─── RECORD EXTRACTS ───

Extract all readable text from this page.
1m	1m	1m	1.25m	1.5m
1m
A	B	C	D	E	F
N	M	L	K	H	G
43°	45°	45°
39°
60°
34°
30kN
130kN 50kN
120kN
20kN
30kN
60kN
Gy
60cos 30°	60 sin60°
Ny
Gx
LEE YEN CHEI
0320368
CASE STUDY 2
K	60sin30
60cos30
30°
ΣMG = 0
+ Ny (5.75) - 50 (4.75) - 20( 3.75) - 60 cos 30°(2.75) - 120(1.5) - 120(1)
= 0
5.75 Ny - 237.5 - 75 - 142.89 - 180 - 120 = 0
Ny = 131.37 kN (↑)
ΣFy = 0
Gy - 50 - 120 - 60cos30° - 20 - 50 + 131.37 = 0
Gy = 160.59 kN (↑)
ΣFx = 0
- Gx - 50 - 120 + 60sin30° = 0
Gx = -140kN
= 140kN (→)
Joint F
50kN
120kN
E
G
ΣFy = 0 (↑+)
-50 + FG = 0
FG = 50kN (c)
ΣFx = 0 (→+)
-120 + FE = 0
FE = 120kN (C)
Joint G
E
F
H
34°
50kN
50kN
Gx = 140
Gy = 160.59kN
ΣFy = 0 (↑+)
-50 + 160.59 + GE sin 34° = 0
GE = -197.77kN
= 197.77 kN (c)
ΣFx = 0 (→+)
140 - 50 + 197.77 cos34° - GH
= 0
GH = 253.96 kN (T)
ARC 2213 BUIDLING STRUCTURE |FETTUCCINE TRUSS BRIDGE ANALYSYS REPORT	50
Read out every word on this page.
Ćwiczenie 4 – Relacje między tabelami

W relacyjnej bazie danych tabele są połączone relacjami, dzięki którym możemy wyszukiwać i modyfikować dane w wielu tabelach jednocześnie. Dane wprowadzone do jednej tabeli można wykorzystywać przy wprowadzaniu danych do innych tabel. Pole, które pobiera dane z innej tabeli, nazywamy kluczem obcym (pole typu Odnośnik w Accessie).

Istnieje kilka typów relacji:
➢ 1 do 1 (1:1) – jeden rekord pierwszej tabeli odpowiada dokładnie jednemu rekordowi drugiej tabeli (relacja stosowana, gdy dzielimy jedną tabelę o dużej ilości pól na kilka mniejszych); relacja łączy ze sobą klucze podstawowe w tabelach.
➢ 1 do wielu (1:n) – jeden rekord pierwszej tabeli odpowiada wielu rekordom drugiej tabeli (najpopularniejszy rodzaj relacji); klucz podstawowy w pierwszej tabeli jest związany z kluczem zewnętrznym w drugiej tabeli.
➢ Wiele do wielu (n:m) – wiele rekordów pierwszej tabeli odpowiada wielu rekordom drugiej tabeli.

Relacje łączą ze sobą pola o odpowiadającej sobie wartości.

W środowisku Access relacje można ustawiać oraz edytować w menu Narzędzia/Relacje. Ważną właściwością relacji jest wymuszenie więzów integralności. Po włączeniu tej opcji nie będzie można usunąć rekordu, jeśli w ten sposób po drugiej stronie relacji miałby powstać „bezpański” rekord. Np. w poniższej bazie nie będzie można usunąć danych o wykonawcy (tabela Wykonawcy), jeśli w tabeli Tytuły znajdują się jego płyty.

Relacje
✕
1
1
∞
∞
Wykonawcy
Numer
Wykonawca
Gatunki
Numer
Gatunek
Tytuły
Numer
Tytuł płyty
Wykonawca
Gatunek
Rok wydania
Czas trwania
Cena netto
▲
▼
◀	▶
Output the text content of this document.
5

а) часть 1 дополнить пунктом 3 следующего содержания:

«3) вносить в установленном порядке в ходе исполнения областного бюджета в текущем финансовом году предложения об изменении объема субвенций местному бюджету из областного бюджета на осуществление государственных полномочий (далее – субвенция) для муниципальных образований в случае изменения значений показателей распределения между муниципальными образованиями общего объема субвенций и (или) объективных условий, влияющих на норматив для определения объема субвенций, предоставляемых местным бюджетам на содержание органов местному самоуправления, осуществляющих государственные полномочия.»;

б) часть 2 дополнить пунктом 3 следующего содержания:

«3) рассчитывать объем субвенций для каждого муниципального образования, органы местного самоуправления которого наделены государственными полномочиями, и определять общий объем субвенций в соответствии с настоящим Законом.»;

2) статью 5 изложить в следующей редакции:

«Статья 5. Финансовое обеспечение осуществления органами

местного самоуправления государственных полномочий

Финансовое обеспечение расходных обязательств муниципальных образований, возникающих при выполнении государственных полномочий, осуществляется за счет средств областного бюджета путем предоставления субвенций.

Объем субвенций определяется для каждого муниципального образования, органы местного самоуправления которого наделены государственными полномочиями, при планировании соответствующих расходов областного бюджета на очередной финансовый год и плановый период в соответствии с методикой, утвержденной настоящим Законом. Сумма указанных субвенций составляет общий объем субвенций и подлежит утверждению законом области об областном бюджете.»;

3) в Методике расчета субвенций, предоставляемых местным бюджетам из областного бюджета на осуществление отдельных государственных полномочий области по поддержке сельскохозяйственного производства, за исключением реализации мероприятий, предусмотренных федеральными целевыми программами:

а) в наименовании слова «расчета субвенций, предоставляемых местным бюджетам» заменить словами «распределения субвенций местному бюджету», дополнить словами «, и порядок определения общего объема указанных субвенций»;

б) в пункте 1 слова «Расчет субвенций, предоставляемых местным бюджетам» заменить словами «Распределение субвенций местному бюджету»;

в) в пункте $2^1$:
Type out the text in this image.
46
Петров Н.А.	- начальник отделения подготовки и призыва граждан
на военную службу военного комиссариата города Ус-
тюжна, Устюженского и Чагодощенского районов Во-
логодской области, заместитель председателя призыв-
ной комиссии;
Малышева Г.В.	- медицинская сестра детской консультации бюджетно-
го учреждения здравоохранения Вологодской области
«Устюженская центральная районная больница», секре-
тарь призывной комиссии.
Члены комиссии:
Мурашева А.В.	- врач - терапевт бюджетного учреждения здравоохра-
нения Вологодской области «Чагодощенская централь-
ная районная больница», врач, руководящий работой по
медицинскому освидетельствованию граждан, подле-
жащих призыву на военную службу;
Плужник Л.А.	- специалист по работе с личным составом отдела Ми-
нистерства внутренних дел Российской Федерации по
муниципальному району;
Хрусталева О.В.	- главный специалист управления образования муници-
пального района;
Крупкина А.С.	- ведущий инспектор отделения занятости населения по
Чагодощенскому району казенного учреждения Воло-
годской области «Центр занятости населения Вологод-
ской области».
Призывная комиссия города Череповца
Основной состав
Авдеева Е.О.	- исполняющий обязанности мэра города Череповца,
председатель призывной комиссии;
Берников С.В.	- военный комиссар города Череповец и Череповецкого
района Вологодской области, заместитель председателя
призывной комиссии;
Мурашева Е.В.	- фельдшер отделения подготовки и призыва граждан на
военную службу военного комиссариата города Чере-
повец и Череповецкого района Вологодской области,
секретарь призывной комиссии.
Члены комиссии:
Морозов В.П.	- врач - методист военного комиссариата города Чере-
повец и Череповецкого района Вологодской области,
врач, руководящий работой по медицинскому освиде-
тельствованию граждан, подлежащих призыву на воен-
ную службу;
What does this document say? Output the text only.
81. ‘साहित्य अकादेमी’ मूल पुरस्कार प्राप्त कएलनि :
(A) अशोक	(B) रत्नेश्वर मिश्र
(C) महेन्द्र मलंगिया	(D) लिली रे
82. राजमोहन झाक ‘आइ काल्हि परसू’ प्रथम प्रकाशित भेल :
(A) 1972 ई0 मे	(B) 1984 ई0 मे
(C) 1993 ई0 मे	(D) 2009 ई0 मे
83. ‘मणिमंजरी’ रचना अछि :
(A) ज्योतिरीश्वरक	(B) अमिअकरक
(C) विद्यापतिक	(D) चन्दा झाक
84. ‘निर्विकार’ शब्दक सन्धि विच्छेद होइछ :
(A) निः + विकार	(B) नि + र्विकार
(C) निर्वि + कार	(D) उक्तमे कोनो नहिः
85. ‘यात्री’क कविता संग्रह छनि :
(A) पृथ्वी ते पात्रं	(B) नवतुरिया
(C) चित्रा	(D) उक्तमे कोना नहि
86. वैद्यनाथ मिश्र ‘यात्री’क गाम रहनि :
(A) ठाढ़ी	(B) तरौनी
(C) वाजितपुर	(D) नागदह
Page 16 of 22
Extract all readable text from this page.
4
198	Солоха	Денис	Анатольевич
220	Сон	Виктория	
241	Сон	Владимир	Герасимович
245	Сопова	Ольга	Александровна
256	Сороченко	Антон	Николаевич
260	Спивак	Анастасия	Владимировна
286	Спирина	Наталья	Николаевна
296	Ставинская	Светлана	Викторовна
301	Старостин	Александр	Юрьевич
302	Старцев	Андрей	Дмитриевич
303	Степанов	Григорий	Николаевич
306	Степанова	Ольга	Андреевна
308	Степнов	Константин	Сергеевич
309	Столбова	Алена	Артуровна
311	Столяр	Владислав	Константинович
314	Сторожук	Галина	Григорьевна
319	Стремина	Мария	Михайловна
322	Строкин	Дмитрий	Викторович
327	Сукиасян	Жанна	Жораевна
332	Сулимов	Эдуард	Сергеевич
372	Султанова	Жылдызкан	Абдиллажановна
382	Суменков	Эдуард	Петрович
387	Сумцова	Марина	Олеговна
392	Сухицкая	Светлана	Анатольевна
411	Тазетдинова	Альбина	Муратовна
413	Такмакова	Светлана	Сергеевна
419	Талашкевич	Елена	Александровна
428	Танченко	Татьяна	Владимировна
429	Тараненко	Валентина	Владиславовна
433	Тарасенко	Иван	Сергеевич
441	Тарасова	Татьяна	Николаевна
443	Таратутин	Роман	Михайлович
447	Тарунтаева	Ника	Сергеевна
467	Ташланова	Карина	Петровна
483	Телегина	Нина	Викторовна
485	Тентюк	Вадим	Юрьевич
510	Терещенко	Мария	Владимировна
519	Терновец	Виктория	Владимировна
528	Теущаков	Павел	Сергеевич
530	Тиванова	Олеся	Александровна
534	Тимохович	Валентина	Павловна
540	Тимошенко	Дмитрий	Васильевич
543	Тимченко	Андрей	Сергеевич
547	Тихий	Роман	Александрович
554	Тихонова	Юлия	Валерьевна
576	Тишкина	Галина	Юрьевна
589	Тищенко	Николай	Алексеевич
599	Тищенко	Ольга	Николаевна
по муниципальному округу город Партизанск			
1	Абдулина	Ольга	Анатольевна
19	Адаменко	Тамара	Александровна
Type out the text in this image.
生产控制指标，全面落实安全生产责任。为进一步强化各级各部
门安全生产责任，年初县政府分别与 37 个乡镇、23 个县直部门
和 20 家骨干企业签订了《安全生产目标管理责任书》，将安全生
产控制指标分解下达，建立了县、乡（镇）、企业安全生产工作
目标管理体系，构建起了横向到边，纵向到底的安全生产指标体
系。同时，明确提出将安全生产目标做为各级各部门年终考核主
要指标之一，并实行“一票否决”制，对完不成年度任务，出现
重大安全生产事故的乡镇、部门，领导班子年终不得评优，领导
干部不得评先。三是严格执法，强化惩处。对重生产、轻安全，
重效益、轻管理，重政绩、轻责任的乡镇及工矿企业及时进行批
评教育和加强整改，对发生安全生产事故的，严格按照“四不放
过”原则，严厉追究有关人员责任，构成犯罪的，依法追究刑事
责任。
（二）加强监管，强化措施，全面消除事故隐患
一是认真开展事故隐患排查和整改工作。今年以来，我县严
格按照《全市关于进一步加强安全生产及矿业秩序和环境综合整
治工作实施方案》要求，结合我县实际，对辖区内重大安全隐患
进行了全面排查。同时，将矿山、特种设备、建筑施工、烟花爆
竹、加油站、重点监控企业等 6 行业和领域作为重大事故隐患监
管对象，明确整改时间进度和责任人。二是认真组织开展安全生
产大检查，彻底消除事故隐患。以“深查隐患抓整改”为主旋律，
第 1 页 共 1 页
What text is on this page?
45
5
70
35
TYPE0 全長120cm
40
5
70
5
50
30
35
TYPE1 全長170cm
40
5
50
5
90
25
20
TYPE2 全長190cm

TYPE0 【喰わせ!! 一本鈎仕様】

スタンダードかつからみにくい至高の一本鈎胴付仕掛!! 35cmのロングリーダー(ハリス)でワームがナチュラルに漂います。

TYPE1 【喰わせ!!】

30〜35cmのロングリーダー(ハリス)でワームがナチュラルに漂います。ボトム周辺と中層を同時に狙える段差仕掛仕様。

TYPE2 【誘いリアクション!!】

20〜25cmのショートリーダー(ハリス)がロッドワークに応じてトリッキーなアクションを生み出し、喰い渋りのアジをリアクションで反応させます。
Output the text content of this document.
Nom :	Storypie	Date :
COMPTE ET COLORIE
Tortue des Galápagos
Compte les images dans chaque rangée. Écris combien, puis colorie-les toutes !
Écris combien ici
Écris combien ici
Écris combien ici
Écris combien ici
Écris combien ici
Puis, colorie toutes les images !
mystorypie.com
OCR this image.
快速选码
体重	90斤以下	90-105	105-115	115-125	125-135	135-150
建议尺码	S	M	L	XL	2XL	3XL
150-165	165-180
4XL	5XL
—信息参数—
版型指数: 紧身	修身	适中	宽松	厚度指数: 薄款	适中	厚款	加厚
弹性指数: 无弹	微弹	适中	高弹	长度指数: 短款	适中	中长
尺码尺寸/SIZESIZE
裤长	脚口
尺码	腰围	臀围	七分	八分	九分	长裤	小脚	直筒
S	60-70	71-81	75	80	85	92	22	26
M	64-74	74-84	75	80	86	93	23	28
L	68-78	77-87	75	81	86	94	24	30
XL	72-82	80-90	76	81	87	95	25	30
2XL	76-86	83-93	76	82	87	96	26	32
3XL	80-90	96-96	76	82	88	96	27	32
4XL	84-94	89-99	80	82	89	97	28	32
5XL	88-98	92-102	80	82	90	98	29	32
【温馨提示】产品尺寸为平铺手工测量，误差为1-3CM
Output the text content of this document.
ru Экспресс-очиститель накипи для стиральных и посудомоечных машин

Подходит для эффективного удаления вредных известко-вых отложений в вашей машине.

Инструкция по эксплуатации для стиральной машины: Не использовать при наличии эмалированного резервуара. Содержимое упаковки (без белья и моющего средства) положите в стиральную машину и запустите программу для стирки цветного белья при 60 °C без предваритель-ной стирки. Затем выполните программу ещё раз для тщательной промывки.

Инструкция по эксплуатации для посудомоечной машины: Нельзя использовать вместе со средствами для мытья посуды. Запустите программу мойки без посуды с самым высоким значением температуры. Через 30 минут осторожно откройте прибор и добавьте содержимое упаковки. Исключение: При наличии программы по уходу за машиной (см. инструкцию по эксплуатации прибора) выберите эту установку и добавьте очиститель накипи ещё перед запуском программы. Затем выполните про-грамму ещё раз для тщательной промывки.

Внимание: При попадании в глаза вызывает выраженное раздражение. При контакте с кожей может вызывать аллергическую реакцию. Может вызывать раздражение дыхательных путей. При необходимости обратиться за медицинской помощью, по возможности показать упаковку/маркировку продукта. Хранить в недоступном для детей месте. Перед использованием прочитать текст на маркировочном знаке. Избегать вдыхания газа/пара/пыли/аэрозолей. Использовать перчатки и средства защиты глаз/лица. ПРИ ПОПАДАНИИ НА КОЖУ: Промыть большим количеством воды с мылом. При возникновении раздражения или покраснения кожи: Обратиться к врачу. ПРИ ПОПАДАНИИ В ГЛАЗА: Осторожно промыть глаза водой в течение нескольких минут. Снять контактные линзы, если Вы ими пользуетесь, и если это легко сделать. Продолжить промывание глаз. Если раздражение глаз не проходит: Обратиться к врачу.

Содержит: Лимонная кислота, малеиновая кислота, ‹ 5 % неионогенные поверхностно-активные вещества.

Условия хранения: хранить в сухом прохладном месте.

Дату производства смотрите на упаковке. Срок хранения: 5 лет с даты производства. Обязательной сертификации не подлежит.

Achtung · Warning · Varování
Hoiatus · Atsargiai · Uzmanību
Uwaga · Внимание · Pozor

───

▶ _WHAT YOU NEED TO DO_: Filter the data, keeping only the lines that contain "Дмитрий".

▶ _TASK RESPONSE_:
322	Строкин	Дмитрий	Викторович
540	Тимошенко	Дмитрий	Васильевич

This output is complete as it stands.